___ Listed entries ___
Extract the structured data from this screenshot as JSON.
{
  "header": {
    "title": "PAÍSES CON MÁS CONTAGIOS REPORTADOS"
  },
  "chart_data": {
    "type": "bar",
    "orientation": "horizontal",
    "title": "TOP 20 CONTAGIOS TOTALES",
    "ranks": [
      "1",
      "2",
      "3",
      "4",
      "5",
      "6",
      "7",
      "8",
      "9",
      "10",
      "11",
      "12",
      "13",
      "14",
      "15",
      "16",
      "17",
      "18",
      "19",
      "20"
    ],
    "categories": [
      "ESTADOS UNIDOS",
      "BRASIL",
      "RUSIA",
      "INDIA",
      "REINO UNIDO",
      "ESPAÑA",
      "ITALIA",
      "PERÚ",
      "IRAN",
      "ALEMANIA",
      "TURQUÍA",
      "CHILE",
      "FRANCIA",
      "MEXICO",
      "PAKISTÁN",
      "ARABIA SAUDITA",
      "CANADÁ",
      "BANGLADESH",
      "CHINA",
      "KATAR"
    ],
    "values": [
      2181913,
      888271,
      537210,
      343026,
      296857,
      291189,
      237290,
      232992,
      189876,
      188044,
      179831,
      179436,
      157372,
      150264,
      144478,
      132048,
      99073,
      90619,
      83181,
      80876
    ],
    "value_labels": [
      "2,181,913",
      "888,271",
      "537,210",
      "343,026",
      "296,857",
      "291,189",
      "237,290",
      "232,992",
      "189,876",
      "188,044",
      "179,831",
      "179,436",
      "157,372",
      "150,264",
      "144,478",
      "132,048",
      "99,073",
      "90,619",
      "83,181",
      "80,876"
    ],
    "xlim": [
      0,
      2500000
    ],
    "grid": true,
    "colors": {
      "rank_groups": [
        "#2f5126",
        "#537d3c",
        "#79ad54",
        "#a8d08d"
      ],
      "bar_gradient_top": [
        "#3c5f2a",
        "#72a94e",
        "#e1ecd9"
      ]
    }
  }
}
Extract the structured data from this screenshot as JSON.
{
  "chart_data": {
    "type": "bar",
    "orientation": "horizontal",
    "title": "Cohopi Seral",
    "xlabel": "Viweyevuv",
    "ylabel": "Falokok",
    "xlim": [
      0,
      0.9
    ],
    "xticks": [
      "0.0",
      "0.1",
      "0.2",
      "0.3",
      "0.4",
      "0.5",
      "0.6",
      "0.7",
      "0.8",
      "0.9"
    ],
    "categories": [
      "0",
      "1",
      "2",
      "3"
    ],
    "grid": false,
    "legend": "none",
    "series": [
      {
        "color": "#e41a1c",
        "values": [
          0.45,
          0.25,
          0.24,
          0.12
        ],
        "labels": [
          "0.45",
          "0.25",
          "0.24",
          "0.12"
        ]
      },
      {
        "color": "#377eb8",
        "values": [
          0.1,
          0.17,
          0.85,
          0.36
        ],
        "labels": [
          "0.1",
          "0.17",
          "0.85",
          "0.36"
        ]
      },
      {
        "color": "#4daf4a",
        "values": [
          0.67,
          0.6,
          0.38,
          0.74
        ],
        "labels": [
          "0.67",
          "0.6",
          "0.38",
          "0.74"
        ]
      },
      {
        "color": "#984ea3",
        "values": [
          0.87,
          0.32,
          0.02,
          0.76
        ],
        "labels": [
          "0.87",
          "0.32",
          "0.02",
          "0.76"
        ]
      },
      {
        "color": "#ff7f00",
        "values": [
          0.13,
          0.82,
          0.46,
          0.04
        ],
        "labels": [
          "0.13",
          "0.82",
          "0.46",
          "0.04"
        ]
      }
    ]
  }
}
___
### Requirements
Write out the listing once more, matching it exactly.

### Answer to the task
Extract the structured data from this screenshot as JSON.
{
  "header": {
    "title": "PAÍSES CON MÁS CONTAGIOS REPORTADOS"
  },
  "chart_data": {
    "type": "bar",
    "orientation": "horizontal",
    "title": "TOP 20 CONTAGIOS TOTALES",
    "ranks": [
      "1",
      "2",
      "3",
      "4",
      "5",
      "6",
      "7",
      "8",
      "9",
      "10",
      "11",
      "12",
      "13",
      "14",
      "15",
      "16",
      "17",
      "18",
      "19",
      "20"
    ],
    "categories": [
      "ESTADOS UNIDOS",
      "BRASIL",
      "RUSIA",
      "INDIA",
      "REINO UNIDO",
      "ESPAÑA",
      "ITALIA",
      "PERÚ",
      "IRAN",
      "ALEMANIA",
      "TURQUÍA",
      "CHILE",
      "FRANCIA",
      "MEXICO",
      "PAKISTÁN",
      "ARABIA SAUDITA",
      "CANADÁ",
      "BANGLADESH",
      "CHINA",
      "KATAR"
    ],
    "values": [
      2181913,
      888271,
      537210,
      343026,
      296857,
      291189,
      237290,
      232992,
      189876,
      188044,
      179831,
      179436,
      157372,
      150264,
      144478,
      132048,
      99073,
      90619,
      83181,
      80876
    ],
    "value_labels": [
      "2,181,913",
      "888,271",
      "537,210",
      "343,026",
      "296,857",
      "291,189",
      "237,290",
      "232,992",
      "189,876",
      "188,044",
      "179,831",
      "179,436",
      "157,372",
      "150,264",
      "144,478",
      "132,048",
      "99,073",
      "90,619",
      "83,181",
      "80,876"
    ],
    "xlim": [
      0,
      2500000
    ],
    "grid": true,
    "colors": {
      "rank_groups": [
        "#2f5126",
        "#537d3c",
        "#79ad54",
        "#a8d08d"
      ],
      "bar_gradient_top": [
        "#3c5f2a",
        "#72a94e",
        "#e1ecd9"
      ]
    }
  }
}
Extract the structured data from this screenshot as JSON.
{
  "chart_data": {
    "type": "bar",
    "orientation": "horizontal",
    "title": "Cohopi Seral",
    "xlabel": "Viweyevuv",
    "ylabel": "Falokok",
    "xlim": [
      0,
      0.9
    ],
    "xticks": [
      "0.0",
      "0.1",
      "0.2",
      "0.3",
      "0.4",
      "0.5",
      "0.6",
      "0.7",
      "0.8",
      "0.9"
    ],
    "categories": [
      "0",
      "1",
      "2",
      "3"
    ],
    "grid": false,
    "legend": "none",
    "series": [
      {
        "color": "#e41a1c",
        "values": [
          0.45,
          0.25,
          0.24,
          0.12
        ],
        "labels": [
          "0.45",
          "0.25",
          "0.24",
          "0.12"
        ]
      },
      {
        "color": "#377eb8",
        "values": [
          0.1,
          0.17,
          0.85,
          0.36
        ],
        "labels": [
          "0.1",
          "0.17",
          "0.85",
          "0.36"
        ]
      },
      {
        "color": "#4daf4a",
        "values": [
          0.67,
          0.6,
          0.38,
          0.74
        ],
        "labels": [
          "0.67",
          "0.6",
          "0.38",
          "0.74"
        ]
      },
      {
        "color": "#984ea3",
        "values": [
          0.87,
          0.32,
          0.02,
          0.76
        ],
        "labels": [
          "0.87",
          "0.32",
          "0.02",
          "0.76"
        ]
      },
      {
        "color": "#ff7f00",
        "values": [
          0.13,
          0.82,
          0.46,
          0.04
        ],
        "labels": [
          "0.13",
          "0.82",
          "0.46",
          "0.04"
        ]
      }
    ]
  }
}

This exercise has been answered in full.